» **Input records**
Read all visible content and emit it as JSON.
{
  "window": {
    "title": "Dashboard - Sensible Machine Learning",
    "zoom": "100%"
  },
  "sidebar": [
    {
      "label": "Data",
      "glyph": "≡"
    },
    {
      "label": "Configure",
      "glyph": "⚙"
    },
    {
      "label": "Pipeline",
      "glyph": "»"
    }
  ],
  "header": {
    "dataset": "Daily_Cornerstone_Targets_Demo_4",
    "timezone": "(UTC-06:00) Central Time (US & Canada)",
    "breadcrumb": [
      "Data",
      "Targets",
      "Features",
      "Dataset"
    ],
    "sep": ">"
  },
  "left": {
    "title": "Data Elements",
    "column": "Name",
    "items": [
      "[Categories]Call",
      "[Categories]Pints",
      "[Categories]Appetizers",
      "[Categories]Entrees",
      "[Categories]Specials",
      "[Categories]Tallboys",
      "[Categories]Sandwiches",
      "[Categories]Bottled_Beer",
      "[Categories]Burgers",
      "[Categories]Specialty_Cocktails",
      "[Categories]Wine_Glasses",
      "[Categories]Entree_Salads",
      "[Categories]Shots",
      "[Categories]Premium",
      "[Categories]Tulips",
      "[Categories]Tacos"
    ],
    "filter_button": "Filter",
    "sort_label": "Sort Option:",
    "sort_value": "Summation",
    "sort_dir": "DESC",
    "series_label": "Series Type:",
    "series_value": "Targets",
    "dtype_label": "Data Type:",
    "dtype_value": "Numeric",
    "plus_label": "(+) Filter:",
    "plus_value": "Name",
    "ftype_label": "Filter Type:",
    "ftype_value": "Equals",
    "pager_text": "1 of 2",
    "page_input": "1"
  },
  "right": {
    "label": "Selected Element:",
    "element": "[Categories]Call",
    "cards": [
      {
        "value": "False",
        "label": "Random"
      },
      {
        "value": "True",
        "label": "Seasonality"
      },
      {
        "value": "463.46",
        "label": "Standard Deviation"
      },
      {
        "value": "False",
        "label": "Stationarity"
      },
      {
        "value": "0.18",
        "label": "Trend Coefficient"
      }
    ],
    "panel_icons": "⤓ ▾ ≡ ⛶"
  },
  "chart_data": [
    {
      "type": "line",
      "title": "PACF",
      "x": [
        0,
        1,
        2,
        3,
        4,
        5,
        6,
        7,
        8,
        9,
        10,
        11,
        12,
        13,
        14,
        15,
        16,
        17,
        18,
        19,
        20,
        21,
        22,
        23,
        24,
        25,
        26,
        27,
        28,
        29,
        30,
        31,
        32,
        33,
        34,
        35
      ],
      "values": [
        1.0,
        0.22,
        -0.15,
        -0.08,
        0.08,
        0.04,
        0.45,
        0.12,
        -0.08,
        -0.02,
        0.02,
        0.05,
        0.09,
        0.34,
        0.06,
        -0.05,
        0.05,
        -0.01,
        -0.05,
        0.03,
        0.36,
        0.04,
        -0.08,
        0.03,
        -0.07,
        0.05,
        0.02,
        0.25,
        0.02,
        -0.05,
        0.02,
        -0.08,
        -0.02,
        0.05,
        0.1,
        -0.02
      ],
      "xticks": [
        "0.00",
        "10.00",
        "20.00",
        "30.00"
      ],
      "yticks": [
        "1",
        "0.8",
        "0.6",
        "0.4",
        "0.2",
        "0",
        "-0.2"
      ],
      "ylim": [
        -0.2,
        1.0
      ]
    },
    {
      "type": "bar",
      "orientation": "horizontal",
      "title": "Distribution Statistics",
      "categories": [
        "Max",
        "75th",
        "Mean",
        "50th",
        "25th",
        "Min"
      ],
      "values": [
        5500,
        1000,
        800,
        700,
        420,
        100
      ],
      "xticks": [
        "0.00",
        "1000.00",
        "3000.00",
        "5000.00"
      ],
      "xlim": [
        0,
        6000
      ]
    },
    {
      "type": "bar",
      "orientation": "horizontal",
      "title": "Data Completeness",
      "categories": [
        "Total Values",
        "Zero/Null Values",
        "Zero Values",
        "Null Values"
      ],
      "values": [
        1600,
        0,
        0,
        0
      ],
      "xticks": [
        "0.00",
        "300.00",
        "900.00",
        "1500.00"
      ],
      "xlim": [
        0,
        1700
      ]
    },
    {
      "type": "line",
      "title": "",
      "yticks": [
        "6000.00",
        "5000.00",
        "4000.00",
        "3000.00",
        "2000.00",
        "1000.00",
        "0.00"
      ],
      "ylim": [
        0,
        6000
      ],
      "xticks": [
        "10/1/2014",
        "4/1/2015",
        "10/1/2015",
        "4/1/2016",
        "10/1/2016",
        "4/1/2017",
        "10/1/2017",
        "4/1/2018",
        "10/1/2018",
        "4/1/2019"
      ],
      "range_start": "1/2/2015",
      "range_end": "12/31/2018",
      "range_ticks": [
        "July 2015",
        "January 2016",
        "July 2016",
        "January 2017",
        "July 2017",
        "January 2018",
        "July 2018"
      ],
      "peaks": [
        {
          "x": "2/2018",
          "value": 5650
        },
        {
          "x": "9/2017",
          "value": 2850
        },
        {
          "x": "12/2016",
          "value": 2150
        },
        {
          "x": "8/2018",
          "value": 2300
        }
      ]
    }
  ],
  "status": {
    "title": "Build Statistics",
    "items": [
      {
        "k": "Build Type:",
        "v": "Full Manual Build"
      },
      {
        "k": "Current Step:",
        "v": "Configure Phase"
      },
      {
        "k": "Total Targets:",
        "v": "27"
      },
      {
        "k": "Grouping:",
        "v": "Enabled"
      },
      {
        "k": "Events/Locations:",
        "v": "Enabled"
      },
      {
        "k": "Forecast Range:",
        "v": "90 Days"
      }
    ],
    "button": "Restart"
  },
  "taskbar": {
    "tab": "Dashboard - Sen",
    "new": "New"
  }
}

» **What is needed**
Your task is to output the full set of records exactly as presented.

» **Solution for this problem**
Read all visible content and emit it as JSON.
{
  "window": {
    "title": "Dashboard - Sensible Machine Learning",
    "zoom": "100%"
  },
  "sidebar": [
    {
      "label": "Data",
      "glyph": "≡"
    },
    {
      "label": "Configure",
      "glyph": "⚙"
    },
    {
      "label": "Pipeline",
      "glyph": "»"
    }
  ],
  "header": {
    "dataset": "Daily_Cornerstone_Targets_Demo_4",
    "timezone": "(UTC-06:00) Central Time (US & Canada)",
    "breadcrumb": [
      "Data",
      "Targets",
      "Features",
      "Dataset"
    ],
    "sep": ">"
  },
  "left": {
    "title": "Data Elements",
    "column": "Name",
    "items": [
      "[Categories]Call",
      "[Categories]Pints",
      "[Categories]Appetizers",
      "[Categories]Entrees",
      "[Categories]Specials",
      "[Categories]Tallboys",
      "[Categories]Sandwiches",
      "[Categories]Bottled_Beer",
      "[Categories]Burgers",
      "[Categories]Specialty_Cocktails",
      "[Categories]Wine_Glasses",
      "[Categories]Entree_Salads",
      "[Categories]Shots",
      "[Categories]Premium",
      "[Categories]Tulips",
      "[Categories]Tacos"
    ],
    "filter_button": "Filter",
    "sort_label": "Sort Option:",
    "sort_value": "Summation",
    "sort_dir": "DESC",
    "series_label": "Series Type:",
    "series_value": "Targets",
    "dtype_label": "Data Type:",
    "dtype_value": "Numeric",
    "plus_label": "(+) Filter:",
    "plus_value": "Name",
    "ftype_label": "Filter Type:",
    "ftype_value": "Equals",
    "pager_text": "1 of 2",
    "page_input": "1"
  },
  "right": {
    "label": "Selected Element:",
    "element": "[Categories]Call",
    "cards": [
      {
        "value": "False",
        "label": "Random"
      },
      {
        "value": "True",
        "label": "Seasonality"
      },
      {
        "value": "463.46",
        "label": "Standard Deviation"
      },
      {
        "value": "False",
        "label": "Stationarity"
      },
      {
        "value": "0.18",
        "label": "Trend Coefficient"
      }
    ],
    "panel_icons": "⤓ ▾ ≡ ⛶"
  },
  "chart_data": [
    {
      "type": "line",
      "title": "PACF",
      "x": [
        0,
        1,
        2,
        3,
        4,
        5,
        6,
        7,
        8,
        9,
        10,
        11,
        12,
        13,
        14,
        15,
        16,
        17,
        18,
        19,
        20,
        21,
        22,
        23,
        24,
        25,
        26,
        27,
        28,
        29,
        30,
        31,
        32,
        33,
        34,
        35
      ],
      "values": [
        1.0,
        0.22,
        -0.15,
        -0.08,
        0.08,
        0.04,
        0.45,
        0.12,
        -0.08,
        -0.02,
        0.02,
        0.05,
        0.09,
        0.34,
        0.06,
        -0.05,
        0.05,
        -0.01,
        -0.05,
        0.03,
        0.36,
        0.04,
        -0.08,
        0.03,
        -0.07,
        0.05,
        0.02,
        0.25,
        0.02,
        -0.05,
        0.02,
        -0.08,
        -0.02,
        0.05,
        0.1,
        -0.02
      ],
      "xticks": [
        "0.00",
        "10.00",
        "20.00",
        "30.00"
      ],
      "yticks": [
        "1",
        "0.8",
        "0.6",
        "0.4",
        "0.2",
        "0",
        "-0.2"
      ],
      "ylim": [
        -0.2,
        1.0
      ]
    },
    {
      "type": "bar",
      "orientation": "horizontal",
      "title": "Distribution Statistics",
      "categories": [
        "Max",
        "75th",
        "Mean",
        "50th",
        "25th",
        "Min"
      ],
      "values": [
        5500,
        1000,
        800,
        700,
        420,
        100
      ],
      "xticks": [
        "0.00",
        "1000.00",
        "3000.00",
        "5000.00"
      ],
      "xlim": [
        0,
        6000
      ]
    },
    {
      "type": "bar",
      "orientation": "horizontal",
      "title": "Data Completeness",
      "categories": [
        "Total Values",
        "Zero/Null Values",
        "Zero Values",
        "Null Values"
      ],
      "values": [
        1600,
        0,
        0,
        0
      ],
      "xticks": [
        "0.00",
        "300.00",
        "900.00",
        "1500.00"
      ],
      "xlim": [
        0,
        1700
      ]
    },
    {
      "type": "line",
      "title": "",
      "yticks": [
        "6000.00",
        "5000.00",
        "4000.00",
        "3000.00",
        "2000.00",
        "1000.00",
        "0.00"
      ],
      "ylim": [
        0,
        6000
      ],
      "xticks": [
        "10/1/2014",
        "4/1/2015",
        "10/1/2015",
        "4/1/2016",
        "10/1/2016",
        "4/1/2017",
        "10/1/2017",
        "4/1/2018",
        "10/1/2018",
        "4/1/2019"
      ],
      "range_start": "1/2/2015",
      "range_end": "12/31/2018",
      "range_ticks": [
        "July 2015",
        "January 2016",
        "July 2016",
        "January 2017",
        "July 2017",
        "January 2018",
        "July 2018"
      ],
      "peaks": [
        {
          "x": "2/2018",
          "value": 5650
        },
        {
          "x": "9/2017",
          "value": 2850
        },
        {
          "x": "12/2016",
          "value": 2150
        },
        {
          "x": "8/2018",
          "value": 2300
        }
      ]
    }
  ],
  "status": {
    "title": "Build Statistics",
    "items": [
      {
        "k": "Build Type:",
        "v": "Full Manual Build"
      },
      {
        "k": "Current Step:",
        "v": "Configure Phase"
      },
      {
        "k": "Total Targets:",
        "v": "27"
      },
      {
        "k": "Grouping:",
        "v": "Enabled"
      },
      {
        "k": "Events/Locations:",
        "v": "Enabled"
      },
      {
        "k": "Forecast Range:",
        "v": "90 Days"
      }
    ],
    "button": "Restart"
  },
  "taskbar": {
    "tab": "Dashboard - Sen",
    "new": "New"
  }
}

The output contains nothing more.